• [Aim]: Find "Output the text content of this document." in the data below; transcribe the line it appears on and each line after it, exactly, to the end, and nothing else.

──────── Data for this exercise ────────

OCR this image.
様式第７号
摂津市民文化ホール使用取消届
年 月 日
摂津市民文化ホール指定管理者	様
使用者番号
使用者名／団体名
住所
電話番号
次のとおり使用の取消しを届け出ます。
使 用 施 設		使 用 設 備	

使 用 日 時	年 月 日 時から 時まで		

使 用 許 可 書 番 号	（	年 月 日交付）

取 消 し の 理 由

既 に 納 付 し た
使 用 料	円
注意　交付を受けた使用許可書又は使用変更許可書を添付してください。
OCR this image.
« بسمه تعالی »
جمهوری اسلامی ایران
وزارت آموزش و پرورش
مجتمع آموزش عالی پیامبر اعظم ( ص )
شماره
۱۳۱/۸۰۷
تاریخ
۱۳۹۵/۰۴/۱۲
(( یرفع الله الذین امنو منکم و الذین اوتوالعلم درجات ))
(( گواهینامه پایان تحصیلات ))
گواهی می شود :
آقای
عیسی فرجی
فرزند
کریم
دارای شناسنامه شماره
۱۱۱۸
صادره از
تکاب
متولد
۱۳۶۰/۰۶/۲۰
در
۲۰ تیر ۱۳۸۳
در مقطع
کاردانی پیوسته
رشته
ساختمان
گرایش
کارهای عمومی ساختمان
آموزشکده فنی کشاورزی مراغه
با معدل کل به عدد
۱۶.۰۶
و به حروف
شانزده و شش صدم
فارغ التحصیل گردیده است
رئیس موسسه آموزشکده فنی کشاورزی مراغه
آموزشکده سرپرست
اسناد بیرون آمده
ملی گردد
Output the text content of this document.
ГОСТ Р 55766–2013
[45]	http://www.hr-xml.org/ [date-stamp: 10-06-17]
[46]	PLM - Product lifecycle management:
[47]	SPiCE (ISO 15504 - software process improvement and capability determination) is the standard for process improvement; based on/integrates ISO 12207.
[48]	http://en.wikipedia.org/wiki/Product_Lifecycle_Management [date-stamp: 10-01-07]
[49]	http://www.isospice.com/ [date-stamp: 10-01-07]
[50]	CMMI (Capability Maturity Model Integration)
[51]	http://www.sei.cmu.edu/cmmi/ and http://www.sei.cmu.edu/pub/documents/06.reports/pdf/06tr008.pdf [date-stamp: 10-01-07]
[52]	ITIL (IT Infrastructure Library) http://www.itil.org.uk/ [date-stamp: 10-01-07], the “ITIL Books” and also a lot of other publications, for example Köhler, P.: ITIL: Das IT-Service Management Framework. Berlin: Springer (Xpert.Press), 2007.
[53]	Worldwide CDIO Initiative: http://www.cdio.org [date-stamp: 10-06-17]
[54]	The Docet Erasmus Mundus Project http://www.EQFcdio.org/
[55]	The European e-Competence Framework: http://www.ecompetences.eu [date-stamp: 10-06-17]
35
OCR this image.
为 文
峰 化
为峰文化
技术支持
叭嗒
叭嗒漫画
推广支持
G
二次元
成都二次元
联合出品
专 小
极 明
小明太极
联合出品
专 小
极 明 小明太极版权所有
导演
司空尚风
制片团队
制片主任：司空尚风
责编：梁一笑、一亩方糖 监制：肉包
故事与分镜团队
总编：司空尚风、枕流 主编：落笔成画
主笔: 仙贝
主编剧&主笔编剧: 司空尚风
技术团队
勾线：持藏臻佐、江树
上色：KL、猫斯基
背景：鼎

────────

• [Task output]:
Output the text content of this document.
ГОСТ Р 55766–2013
[45]	http://www.hr-xml.org/ [date-stamp: 10-06-17]
[46]	PLM - Product lifecycle management:
[47]	SPiCE (ISO 15504 - software process improvement and capability determination) is the standard for process improvement; based on/integrates ISO 12207.
[48]	http://en.wikipedia.org/wiki/Product_Lifecycle_Management [date-stamp: 10-01-07]
[49]	http://www.isospice.com/ [date-stamp: 10-01-07]
[50]	CMMI (Capability Maturity Model Integration)
[51]	http://www.sei.cmu.edu/cmmi/ and http://www.sei.cmu.edu/pub/documents/06.reports/pdf/06tr008.pdf [date-stamp: 10-01-07]
[52]	ITIL (IT Infrastructure Library) http://www.itil.org.uk/ [date-stamp: 10-01-07], the “ITIL Books” and also a lot of other publications, for example Köhler, P.: ITIL: Das IT-Service Management Framework. Berlin: Springer (Xpert.Press), 2007.
[53]	Worldwide CDIO Initiative: http://www.cdio.org [date-stamp: 10-06-17]
[54]	The Docet Erasmus Mundus Project http://www.EQFcdio.org/
[55]	The European e-Competence Framework: http://www.ecompetences.eu [date-stamp: 10-06-17]
35
OCR this image.
为 文
峰 化
为峰文化
技术支持
叭嗒
叭嗒漫画
推广支持
G
二次元
成都二次元
联合出品
专 小
极 明
小明太极
联合出品
专 小
极 明 小明太极版权所有
导演
司空尚风
制片团队
制片主任：司空尚风
责编：梁一笑、一亩方糖 监制：肉包
故事与分镜团队
总编：司空尚风、枕流 主编：落笔成画
主笔: 仙贝
主编剧&主笔编剧: 司空尚风
技术团队
勾线：持藏臻佐、江树
上色：KL、猫斯基
背景：鼎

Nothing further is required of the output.